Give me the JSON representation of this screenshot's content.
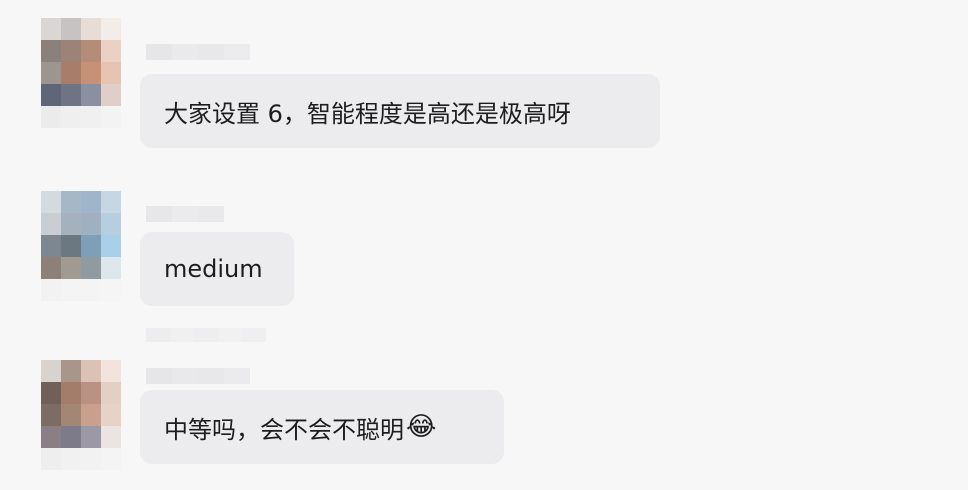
{
  "messages": [
    {
      "text": "大家设置 6，智能程度是高还是极高呀",
      "emoji": ""
    },
    {
      "text": "medium",
      "emoji": ""
    },
    {
      "text": "中等吗，会不会不聪明",
      "emoji": "😂"
    }
  ]
}
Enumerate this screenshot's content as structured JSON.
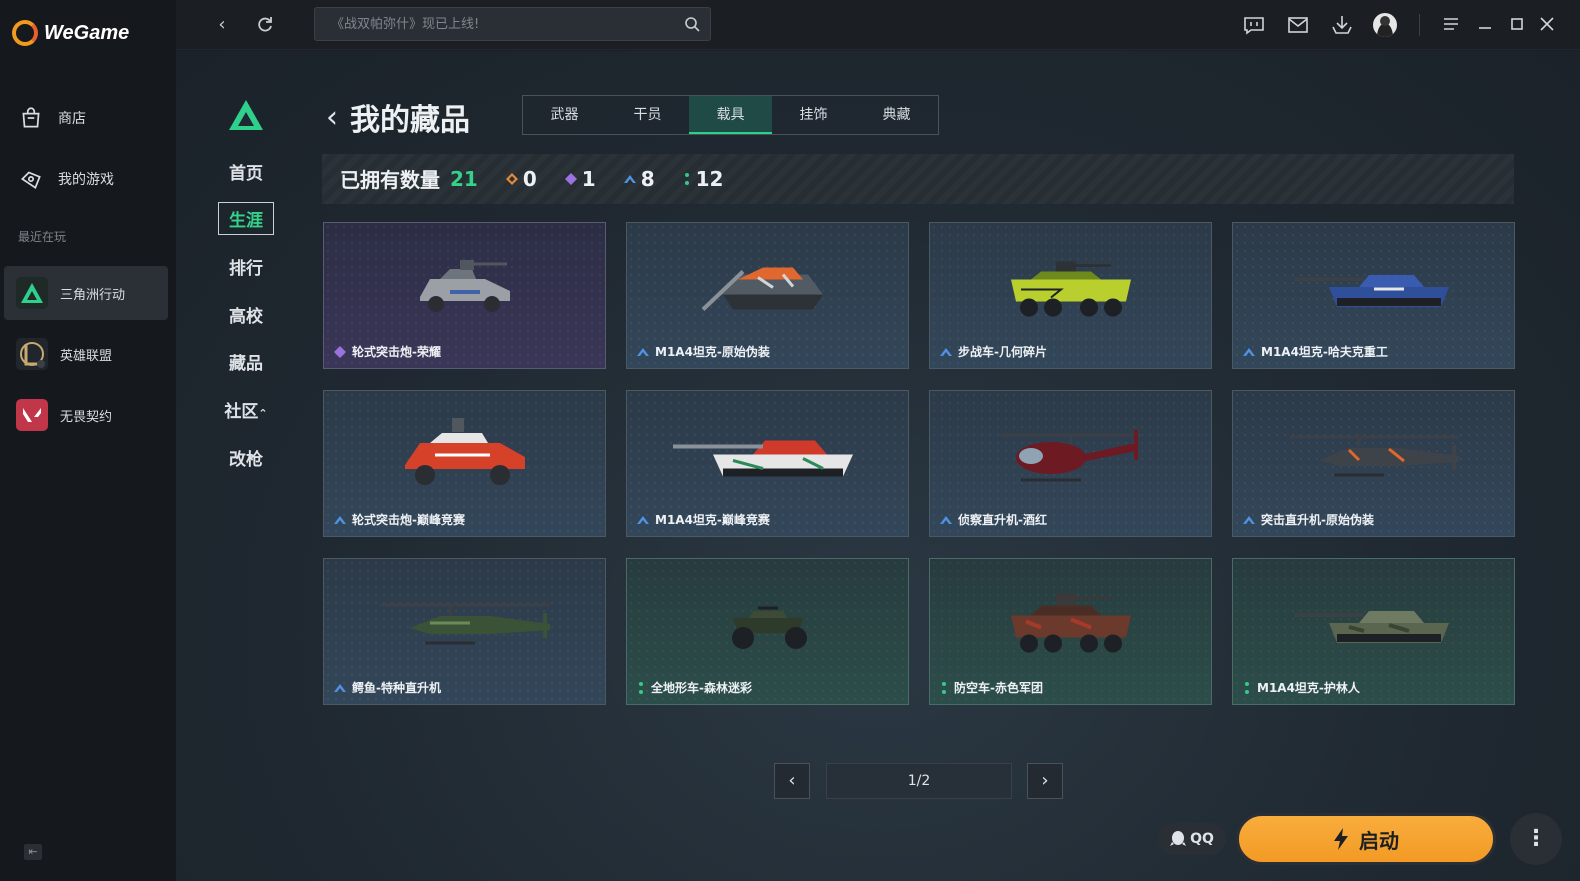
{
  "app": {
    "name": "WeGame"
  },
  "sidebar": {
    "items": [
      {
        "label": "商店",
        "icon": "store-bag-icon"
      },
      {
        "label": "我的游戏",
        "icon": "gamepad-icon"
      }
    ],
    "recent_label": "最近在玩",
    "games": [
      {
        "label": "三角洲行动",
        "icon": "delta-force-icon",
        "active": true
      },
      {
        "label": "英雄联盟",
        "icon": "league-of-legends-icon",
        "active": false
      },
      {
        "label": "无畏契约",
        "icon": "valorant-icon",
        "active": false
      }
    ]
  },
  "topbar": {
    "search_placeholder": "《战双帕弥什》现已上线!"
  },
  "game_nav": {
    "items": [
      "首页",
      "生涯",
      "排行",
      "高校",
      "藏品",
      "社区",
      "改枪"
    ],
    "active": "生涯"
  },
  "page": {
    "title": "我的藏品",
    "tabs": [
      "武器",
      "干员",
      "载具",
      "挂饰",
      "典藏"
    ],
    "active_tab": "载具",
    "owned_label": "已拥有数量",
    "owned_count": "21",
    "rarity_counts": [
      {
        "value": "0",
        "color": "#e8883a"
      },
      {
        "value": "1",
        "color": "#9b73e0"
      },
      {
        "value": "8",
        "color": "#4f92e0"
      },
      {
        "value": "12",
        "color": "#36c98a"
      }
    ]
  },
  "items": [
    {
      "name": "轮式突击炮-荣耀",
      "rarity": "purple",
      "art": "armored-car"
    },
    {
      "name": "M1A4坦克-原始伪装",
      "rarity": "blue",
      "art": "tank-orange"
    },
    {
      "name": "步战车-几何碎片",
      "rarity": "blue",
      "art": "ifv-yellow"
    },
    {
      "name": "M1A4坦克-哈夫克重工",
      "rarity": "blue",
      "art": "tank-blue"
    },
    {
      "name": "轮式突击炮-巅峰竞赛",
      "rarity": "blue",
      "art": "armored-car-red"
    },
    {
      "name": "M1A4坦克-巅峰竞赛",
      "rarity": "blue",
      "art": "tank-red"
    },
    {
      "name": "侦察直升机-酒红",
      "rarity": "blue",
      "art": "scout-heli"
    },
    {
      "name": "突击直升机-原始伪装",
      "rarity": "blue",
      "art": "attack-heli"
    },
    {
      "name": "鳄鱼-特种直升机",
      "rarity": "blue",
      "art": "attack-heli-green"
    },
    {
      "name": "全地形车-森林迷彩",
      "rarity": "green",
      "art": "atv"
    },
    {
      "name": "防空车-赤色军团",
      "rarity": "green",
      "art": "ifv-camo"
    },
    {
      "name": "M1A4坦克-护林人",
      "rarity": "green",
      "art": "tank-camo"
    }
  ],
  "pagination": {
    "indicator": "1/2"
  },
  "launch": {
    "qq_label": "QQ",
    "start_label": "启动"
  }
}
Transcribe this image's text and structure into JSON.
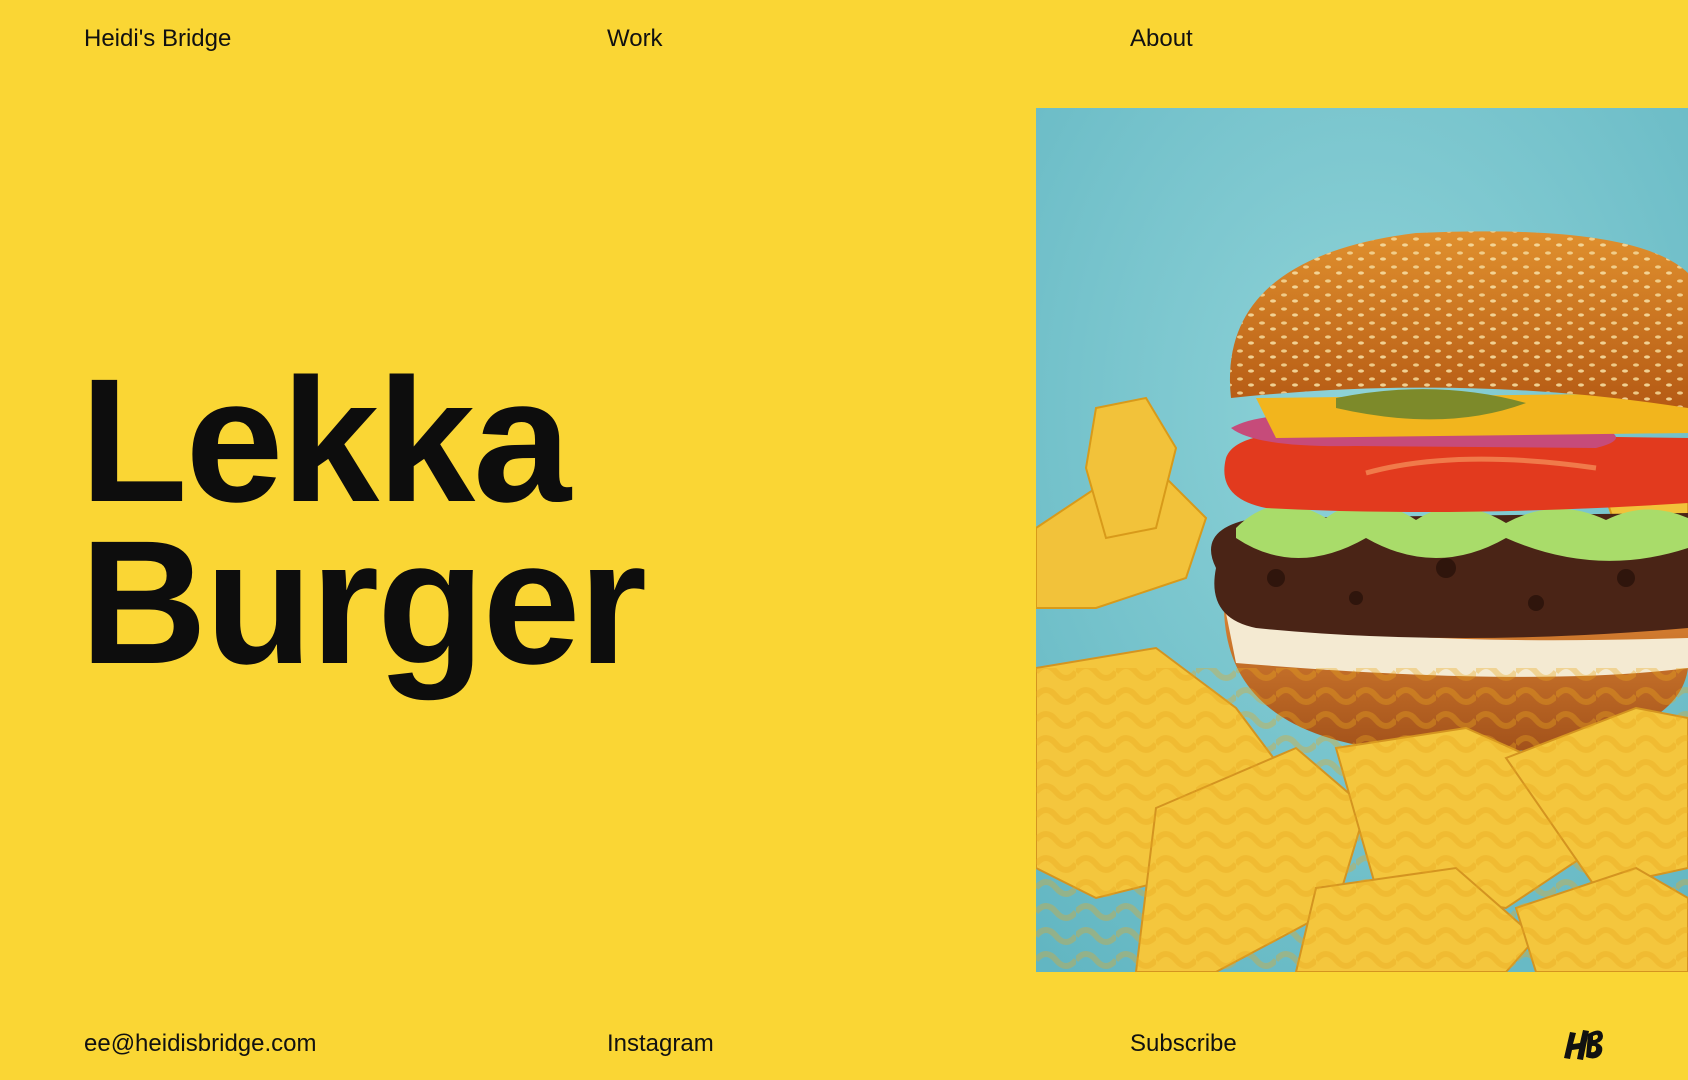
{
  "header": {
    "brand": "Heidi's Bridge",
    "nav": {
      "work": "Work",
      "about": "About"
    }
  },
  "hero": {
    "title_line1": "Lekka",
    "title_line2": "Burger",
    "image_subject": "Lekka burger with crinkle-cut fries on a turquoise background"
  },
  "footer": {
    "email": "ee@heidisbridge.com",
    "instagram": "Instagram",
    "subscribe": "Subscribe",
    "logo_icon": "hb-monogram-icon"
  },
  "colors": {
    "background": "#fad634",
    "text": "#111111",
    "photo_backdrop": "#7cc8cf"
  }
}
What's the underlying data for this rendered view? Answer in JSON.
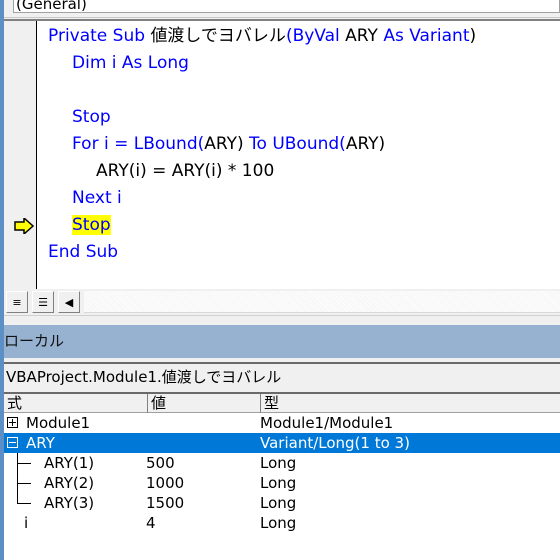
{
  "code_window": {
    "procedure_combo": "(General)",
    "lines": [
      {
        "segments": [
          {
            "t": "Private Sub ",
            "c": "kw"
          },
          {
            "t": "値渡しでヨバレル",
            "c": "plain"
          },
          {
            "t": "(ByVal ",
            "c": "kw"
          },
          {
            "t": "ARY ",
            "c": "plain"
          },
          {
            "t": "As Variant",
            "c": "kw"
          },
          {
            "t": ")",
            "c": "plain"
          }
        ],
        "indent": 0
      },
      {
        "segments": [
          {
            "t": "Dim i As Long",
            "c": "kw"
          }
        ],
        "indent": 1
      },
      {
        "segments": [
          {
            "t": "",
            "c": "plain"
          }
        ],
        "indent": 1
      },
      {
        "segments": [
          {
            "t": "Stop",
            "c": "kw"
          }
        ],
        "indent": 1
      },
      {
        "segments": [
          {
            "t": "For i = LBound(",
            "c": "kw"
          },
          {
            "t": "ARY)",
            "c": "plain"
          },
          {
            "t": " To UBound(",
            "c": "kw"
          },
          {
            "t": "ARY)",
            "c": "plain"
          }
        ],
        "indent": 1
      },
      {
        "segments": [
          {
            "t": "ARY(i) = ARY(i) * 100",
            "c": "plain"
          }
        ],
        "indent": 2
      },
      {
        "segments": [
          {
            "t": "Next i",
            "c": "kw"
          }
        ],
        "indent": 1
      },
      {
        "segments": [
          {
            "t": "Stop",
            "c": "kw hl"
          }
        ],
        "indent": 1,
        "current": true
      },
      {
        "segments": [
          {
            "t": "End Sub",
            "c": "kw"
          }
        ],
        "indent": 0
      }
    ],
    "execution_pointer_icon": "yellow-arrow",
    "view_buttons": [
      "procedure-view",
      "full-module-view"
    ],
    "scroll_left_icon": "left-triangle"
  },
  "locals": {
    "title": "ローカル",
    "context": "VBAProject.Module1.値渡しでヨバレル",
    "columns": [
      "式",
      "値",
      "型"
    ],
    "rows": [
      {
        "expr": "Module1",
        "value": "",
        "type": "Module1/Module1",
        "expander": "plus",
        "selected": false
      },
      {
        "expr": "ARY",
        "value": "",
        "type": "Variant/Long(1 to 3)",
        "expander": "minus",
        "selected": true
      },
      {
        "expr": "ARY(1)",
        "value": "500",
        "type": "Long",
        "child": true
      },
      {
        "expr": "ARY(2)",
        "value": "1000",
        "type": "Long",
        "child": true
      },
      {
        "expr": "ARY(3)",
        "value": "1500",
        "type": "Long",
        "child": true,
        "last": true
      },
      {
        "expr": "i",
        "value": "4",
        "type": "Long"
      }
    ]
  },
  "colors": {
    "keyword": "#0000ff",
    "highlight": "#ffff00",
    "selection": "#0078d7",
    "locals_title_bg": "#97b2d1"
  }
}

•••

■ Your goal: Leave out the pictures and restate everything else word for word.

■ The answer:
Give me the JSON representation of this screenshot's content.
{
  "messages": [
    {
      "text": "大家设置 6，智能程度是高还是极高呀",
      "emoji": ""
    },
    {
      "text": "medium",
      "emoji": ""
    },
    {
      "text": "中等吗，会不会不聪明",
      "emoji": "😂"
    }
  ]
}
Enumerate this screenshot's content as structured JSON.
{
  "app": {
    "name": "WeGame"
  },
  "sidebar": {
    "items": [
      {
        "label": "商店",
        "icon": "store-bag-icon"
      },
      {
        "label": "我的游戏",
        "icon": "gamepad-icon"
      }
    ],
    "recent_label": "最近在玩",
    "games": [
      {
        "label": "三角洲行动",
        "icon": "delta-force-icon",
        "active": true
      },
      {
        "label": "英雄联盟",
        "icon": "league-of-legends-icon",
        "active": false
      },
      {
        "label": "无畏契约",
        "icon": "valorant-icon",
        "active": false
      }
    ]
  },
  "topbar": {
    "search_placeholder": "《战双帕弥什》现已上线!"
  },
  "game_nav": {
    "items": [
      "首页",
      "生涯",
      "排行",
      "高校",
      "藏品",
      "社区",
      "改枪"
    ],
    "active": "生涯"
  },
  "page": {
    "title": "我的藏品",
    "tabs": [
      "武器",
      "干员",
      "载具",
      "挂饰",
      "典藏"
    ],
    "active_tab": "载具",
    "owned_label": "已拥有数量",
    "owned_count": "21",
    "rarity_counts": [
      {
        "value": "0",
        "color": "#e8883a"
      },
      {
        "value": "1",
        "color": "#9b73e0"
      },
      {
        "value": "8",
        "color": "#4f92e0"
      },
      {
        "value": "12",
        "color": "#36c98a"
      }
    ]
  },
  "items": [
    {
      "name": "轮式突击炮-荣耀",
      "rarity": "purple",
      "art": "armored-car"
    },
    {
      "name": "M1A4坦克-原始伪装",
      "rarity": "blue",
      "art": "tank-orange"
    },
    {
      "name": "步战车-几何碎片",
      "rarity": "blue",
      "art": "ifv-yellow"
    },
    {
      "name": "M1A4坦克-哈夫克重工",
      "rarity": "blue",
      "art": "tank-blue"
    },
    {
      "name": "轮式突击炮-巅峰竞赛",
      "rarity": "blue",
      "art": "armored-car-red"
    },
    {
      "name": "M1A4坦克-巅峰竞赛",
      "rarity": "blue",
      "art": "tank-red"
    },
    {
      "name": "侦察直升机-酒红",
      "rarity": "blue",
      "art": "scout-heli"
    },
    {
      "name": "突击直升机-原始伪装",
      "rarity": "blue",
      "art": "attack-heli"
    },
    {
      "name": "鳄鱼-特种直升机",
      "rarity": "blue",
      "art": "attack-heli-green"
    },
    {
      "name": "全地形车-森林迷彩",
      "rarity": "green",
      "art": "atv"
    },
    {
      "name": "防空车-赤色军团",
      "rarity": "green",
      "art": "ifv-camo"
    },
    {
      "name": "M1A4坦克-护林人",
      "rarity": "green",
      "art": "tank-camo"
    }
  ],
  "pagination": {
    "indicator": "1/2"
  },
  "launch": {
    "qq_label": "QQ",
    "start_label": "启动"
  }
}
Transcribe this image's text and structure into JSON.
{
  "header": {
    "brand": "Heidi's Bridge",
    "nav": {
      "work": "Work",
      "about": "About"
    }
  },
  "hero": {
    "title_line1": "Lekka",
    "title_line2": "Burger",
    "image_subject": "Lekka burger with crinkle-cut fries on a turquoise background"
  },
  "footer": {
    "email": "ee@heidisbridge.com",
    "instagram": "Instagram",
    "subscribe": "Subscribe",
    "logo_icon": "hb-monogram-icon"
  },
  "colors": {
    "background": "#fad634",
    "text": "#111111",
    "photo_backdrop": "#7cc8cf"
  }
}
What's the underlying data for this rendered view? Answer in JSON.
{
  "code_window": {
    "procedure_combo": "(General)",
    "lines": [
      {
        "segments": [
          {
            "t": "Private Sub ",
            "c": "kw"
          },
          {
            "t": "値渡しでヨバレル",
            "c": "plain"
          },
          {
            "t": "(ByVal ",
            "c": "kw"
          },
          {
            "t": "ARY ",
            "c": "plain"
          },
          {
            "t": "As Variant",
            "c": "kw"
          },
          {
            "t": ")",
            "c": "plain"
          }
        ],
        "indent": 0
      },
      {
        "segments": [
          {
            "t": "Dim i As Long",
            "c": "kw"
          }
        ],
        "indent": 1
      },
      {
        "segments": [
          {
            "t": "",
            "c": "plain"
          }
        ],
        "indent": 1
      },
      {
        "segments": [
          {
            "t": "Stop",
            "c": "kw"
          }
        ],
        "indent": 1
      },
      {
        "segments": [
          {
            "t": "For i = LBound(",
            "c": "kw"
          },
          {
            "t": "ARY)",
            "c": "plain"
          },
          {
            "t": " To UBound(",
            "c": "kw"
          },
          {
            "t": "ARY)",
            "c": "plain"
          }
        ],
        "indent": 1
      },
      {
        "segments": [
          {
            "t": "ARY(i) = ARY(i) * 100",
            "c": "plain"
          }
        ],
        "indent": 2
      },
      {
        "segments": [
          {
            "t": "Next i",
            "c": "kw"
          }
        ],
        "indent": 1
      },
      {
        "segments": [
          {
            "t": "Stop",
            "c": "kw hl"
          }
        ],
        "indent": 1,
        "current": true
      },
      {
        "segments": [
          {
            "t": "End Sub",
            "c": "kw"
          }
        ],
        "indent": 0
      }
    ],
    "execution_pointer_icon": "yellow-arrow",
    "view_buttons": [
      "procedure-view",
      "full-module-view"
    ],
    "scroll_left_icon": "left-triangle"
  },
  "locals": {
    "title": "ローカル",
    "context": "VBAProject.Module1.値渡しでヨバレル",
    "columns": [
      "式",
      "値",
      "型"
    ],
    "rows": [
      {
        "expr": "Module1",
        "value": "",
        "type": "Module1/Module1",
        "expander": "plus",
        "selected": false
      },
      {
        "expr": "ARY",
        "value": "",
        "type": "Variant/Long(1 to 3)",
        "expander": "minus",
        "selected": true
      },
      {
        "expr": "ARY(1)",
        "value": "500",
        "type": "Long",
        "child": true
      },
      {
        "expr": "ARY(2)",
        "value": "1000",
        "type": "Long",
        "child": true
      },
      {
        "expr": "ARY(3)",
        "value": "1500",
        "type": "Long",
        "child": true,
        "last": true
      },
      {
        "expr": "i",
        "value": "4",
        "type": "Long"
      }
    ]
  },
  "colors": {
    "keyword": "#0000ff",
    "highlight": "#ffff00",
    "selection": "#0078d7",
    "locals_title_bg": "#97b2d1"
  }
}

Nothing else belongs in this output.